**** DATA FOR PROCESSING

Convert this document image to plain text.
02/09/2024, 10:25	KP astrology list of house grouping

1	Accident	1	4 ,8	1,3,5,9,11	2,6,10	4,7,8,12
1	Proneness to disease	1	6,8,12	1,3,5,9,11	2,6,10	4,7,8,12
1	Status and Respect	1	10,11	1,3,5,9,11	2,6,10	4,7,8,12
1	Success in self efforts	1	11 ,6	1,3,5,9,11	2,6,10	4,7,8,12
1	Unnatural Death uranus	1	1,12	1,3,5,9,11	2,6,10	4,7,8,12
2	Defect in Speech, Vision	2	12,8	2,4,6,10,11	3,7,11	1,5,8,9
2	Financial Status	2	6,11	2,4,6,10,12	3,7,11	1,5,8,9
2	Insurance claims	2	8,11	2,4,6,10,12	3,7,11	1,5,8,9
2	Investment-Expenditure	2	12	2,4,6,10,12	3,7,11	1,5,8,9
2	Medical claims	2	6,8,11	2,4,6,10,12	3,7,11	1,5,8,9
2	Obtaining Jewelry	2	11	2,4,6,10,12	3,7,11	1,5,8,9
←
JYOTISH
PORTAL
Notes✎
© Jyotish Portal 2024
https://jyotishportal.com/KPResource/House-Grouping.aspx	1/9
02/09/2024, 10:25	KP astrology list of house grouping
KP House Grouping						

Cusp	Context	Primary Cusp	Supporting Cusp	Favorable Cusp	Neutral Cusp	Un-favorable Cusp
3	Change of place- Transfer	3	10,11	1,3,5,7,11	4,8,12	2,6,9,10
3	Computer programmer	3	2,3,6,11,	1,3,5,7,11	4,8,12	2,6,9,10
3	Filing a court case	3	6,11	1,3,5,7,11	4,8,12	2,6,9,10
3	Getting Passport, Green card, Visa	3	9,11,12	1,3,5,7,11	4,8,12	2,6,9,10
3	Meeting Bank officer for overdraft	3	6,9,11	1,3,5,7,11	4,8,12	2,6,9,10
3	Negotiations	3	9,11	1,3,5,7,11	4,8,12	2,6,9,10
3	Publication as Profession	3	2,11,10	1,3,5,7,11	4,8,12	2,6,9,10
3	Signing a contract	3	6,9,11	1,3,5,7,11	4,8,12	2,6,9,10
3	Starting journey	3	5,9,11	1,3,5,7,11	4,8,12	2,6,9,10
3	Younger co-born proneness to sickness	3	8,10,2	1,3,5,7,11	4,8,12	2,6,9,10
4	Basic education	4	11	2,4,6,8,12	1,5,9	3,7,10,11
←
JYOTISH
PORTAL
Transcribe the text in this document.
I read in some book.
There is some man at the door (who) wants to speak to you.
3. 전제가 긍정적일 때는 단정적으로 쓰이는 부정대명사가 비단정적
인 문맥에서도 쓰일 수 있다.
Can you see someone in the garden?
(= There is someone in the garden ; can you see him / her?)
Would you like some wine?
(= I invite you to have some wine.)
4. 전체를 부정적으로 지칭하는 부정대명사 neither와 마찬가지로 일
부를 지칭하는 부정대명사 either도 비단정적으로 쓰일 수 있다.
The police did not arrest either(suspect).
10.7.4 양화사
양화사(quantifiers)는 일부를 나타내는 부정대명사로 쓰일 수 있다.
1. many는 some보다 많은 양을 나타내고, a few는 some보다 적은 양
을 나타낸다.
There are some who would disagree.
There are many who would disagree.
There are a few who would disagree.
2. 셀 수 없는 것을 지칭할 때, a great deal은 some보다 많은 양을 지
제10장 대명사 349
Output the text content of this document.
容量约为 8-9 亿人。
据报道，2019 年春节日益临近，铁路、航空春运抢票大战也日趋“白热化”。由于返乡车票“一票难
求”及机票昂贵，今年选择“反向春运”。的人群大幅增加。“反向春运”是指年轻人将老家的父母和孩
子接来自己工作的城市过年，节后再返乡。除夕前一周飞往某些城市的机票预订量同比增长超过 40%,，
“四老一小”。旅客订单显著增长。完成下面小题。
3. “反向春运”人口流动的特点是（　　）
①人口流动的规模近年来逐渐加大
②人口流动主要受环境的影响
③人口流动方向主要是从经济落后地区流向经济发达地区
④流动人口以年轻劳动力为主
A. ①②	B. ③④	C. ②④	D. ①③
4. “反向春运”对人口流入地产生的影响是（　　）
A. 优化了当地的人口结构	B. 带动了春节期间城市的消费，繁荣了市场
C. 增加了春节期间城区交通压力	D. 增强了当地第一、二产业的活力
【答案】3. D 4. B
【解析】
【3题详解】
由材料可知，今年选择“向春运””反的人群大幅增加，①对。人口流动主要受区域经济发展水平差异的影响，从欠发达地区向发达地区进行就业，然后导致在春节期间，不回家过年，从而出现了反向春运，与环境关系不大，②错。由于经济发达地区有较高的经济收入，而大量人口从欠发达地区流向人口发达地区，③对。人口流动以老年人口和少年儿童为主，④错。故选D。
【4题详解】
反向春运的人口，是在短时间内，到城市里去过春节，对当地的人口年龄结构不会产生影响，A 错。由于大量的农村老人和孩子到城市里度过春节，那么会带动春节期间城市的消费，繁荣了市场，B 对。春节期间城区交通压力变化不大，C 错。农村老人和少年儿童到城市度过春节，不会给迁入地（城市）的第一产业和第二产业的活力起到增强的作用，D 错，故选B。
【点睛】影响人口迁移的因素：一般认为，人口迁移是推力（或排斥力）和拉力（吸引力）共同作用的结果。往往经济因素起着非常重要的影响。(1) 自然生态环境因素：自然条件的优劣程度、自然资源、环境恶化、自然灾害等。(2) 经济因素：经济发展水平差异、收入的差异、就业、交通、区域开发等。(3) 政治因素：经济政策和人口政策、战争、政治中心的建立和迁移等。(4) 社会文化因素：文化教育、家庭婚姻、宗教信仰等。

********

[EXERCISE REQUIREMENTS]: Every line of the data above should be reproduced word for word.

[TASK OUTPUT]:
Convert this document image to plain text.
02/09/2024, 10:25	KP astrology list of house grouping

1	Accident	1	4 ,8	1,3,5,9,11	2,6,10	4,7,8,12
1	Proneness to disease	1	6,8,12	1,3,5,9,11	2,6,10	4,7,8,12
1	Status and Respect	1	10,11	1,3,5,9,11	2,6,10	4,7,8,12
1	Success in self efforts	1	11 ,6	1,3,5,9,11	2,6,10	4,7,8,12
1	Unnatural Death uranus	1	1,12	1,3,5,9,11	2,6,10	4,7,8,12
2	Defect in Speech, Vision	2	12,8	2,4,6,10,11	3,7,11	1,5,8,9
2	Financial Status	2	6,11	2,4,6,10,12	3,7,11	1,5,8,9
2	Insurance claims	2	8,11	2,4,6,10,12	3,7,11	1,5,8,9
2	Investment-Expenditure	2	12	2,4,6,10,12	3,7,11	1,5,8,9
2	Medical claims	2	6,8,11	2,4,6,10,12	3,7,11	1,5,8,9
2	Obtaining Jewelry	2	11	2,4,6,10,12	3,7,11	1,5,8,9
←
JYOTISH
PORTAL
Notes✎
© Jyotish Portal 2024
https://jyotishportal.com/KPResource/House-Grouping.aspx	1/9
02/09/2024, 10:25	KP astrology list of house grouping
KP House Grouping						

Cusp	Context	Primary Cusp	Supporting Cusp	Favorable Cusp	Neutral Cusp	Un-favorable Cusp
3	Change of place- Transfer	3	10,11	1,3,5,7,11	4,8,12	2,6,9,10
3	Computer programmer	3	2,3,6,11,	1,3,5,7,11	4,8,12	2,6,9,10
3	Filing a court case	3	6,11	1,3,5,7,11	4,8,12	2,6,9,10
3	Getting Passport, Green card, Visa	3	9,11,12	1,3,5,7,11	4,8,12	2,6,9,10
3	Meeting Bank officer for overdraft	3	6,9,11	1,3,5,7,11	4,8,12	2,6,9,10
3	Negotiations	3	9,11	1,3,5,7,11	4,8,12	2,6,9,10
3	Publication as Profession	3	2,11,10	1,3,5,7,11	4,8,12	2,6,9,10
3	Signing a contract	3	6,9,11	1,3,5,7,11	4,8,12	2,6,9,10
3	Starting journey	3	5,9,11	1,3,5,7,11	4,8,12	2,6,9,10
3	Younger co-born proneness to sickness	3	8,10,2	1,3,5,7,11	4,8,12	2,6,9,10
4	Basic education	4	11	2,4,6,8,12	1,5,9	3,7,10,11
←
JYOTISH
PORTAL
Transcribe the text in this document.
I read in some book.
There is some man at the door (who) wants to speak to you.
3. 전제가 긍정적일 때는 단정적으로 쓰이는 부정대명사가 비단정적
인 문맥에서도 쓰일 수 있다.
Can you see someone in the garden?
(= There is someone in the garden ; can you see him / her?)
Would you like some wine?
(= I invite you to have some wine.)
4. 전체를 부정적으로 지칭하는 부정대명사 neither와 마찬가지로 일
부를 지칭하는 부정대명사 either도 비단정적으로 쓰일 수 있다.
The police did not arrest either(suspect).
10.7.4 양화사
양화사(quantifiers)는 일부를 나타내는 부정대명사로 쓰일 수 있다.
1. many는 some보다 많은 양을 나타내고, a few는 some보다 적은 양
을 나타낸다.
There are some who would disagree.
There are many who would disagree.
There are a few who would disagree.
2. 셀 수 없는 것을 지칭할 때, a great deal은 some보다 많은 양을 지
제10장 대명사 349
Output the text content of this document.
容量约为 8-9 亿人。
据报道，2019 年春节日益临近，铁路、航空春运抢票大战也日趋“白热化”。由于返乡车票“一票难
求”及机票昂贵，今年选择“反向春运”。的人群大幅增加。“反向春运”是指年轻人将老家的父母和孩
子接来自己工作的城市过年，节后再返乡。除夕前一周飞往某些城市的机票预订量同比增长超过 40%,，
“四老一小”。旅客订单显著增长。完成下面小题。
3. “反向春运”人口流动的特点是（　　）
①人口流动的规模近年来逐渐加大
②人口流动主要受环境的影响
③人口流动方向主要是从经济落后地区流向经济发达地区
④流动人口以年轻劳动力为主
A. ①②	B. ③④	C. ②④	D. ①③
4. “反向春运”对人口流入地产生的影响是（　　）
A. 优化了当地的人口结构	B. 带动了春节期间城市的消费，繁荣了市场
C. 增加了春节期间城区交通压力	D. 增强了当地第一、二产业的活力
【答案】3. D 4. B
【解析】
【3题详解】
由材料可知，今年选择“向春运””反的人群大幅增加，①对。人口流动主要受区域经济发展水平差异的影响，从欠发达地区向发达地区进行就业，然后导致在春节期间，不回家过年，从而出现了反向春运，与环境关系不大，②错。由于经济发达地区有较高的经济收入，而大量人口从欠发达地区流向人口发达地区，③对。人口流动以老年人口和少年儿童为主，④错。故选D。
【4题详解】
反向春运的人口，是在短时间内，到城市里去过春节，对当地的人口年龄结构不会产生影响，A 错。由于大量的农村老人和孩子到城市里度过春节，那么会带动春节期间城市的消费，繁荣了市场，B 对。春节期间城区交通压力变化不大，C 错。农村老人和少年儿童到城市度过春节，不会给迁入地（城市）的第一产业和第二产业的活力起到增强的作用，D 错，故选B。
【点睛】影响人口迁移的因素：一般认为，人口迁移是推力（或排斥力）和拉力（吸引力）共同作用的结果。往往经济因素起着非常重要的影响。(1) 自然生态环境因素：自然条件的优劣程度、自然资源、环境恶化、自然灾害等。(2) 经济因素：经济发展水平差异、收入的差异、就业、交通、区域开发等。(3) 政治因素：经济政策和人口政策、战争、政治中心的建立和迁移等。(4) 社会文化因素：文化教育、家庭婚姻、宗教信仰等。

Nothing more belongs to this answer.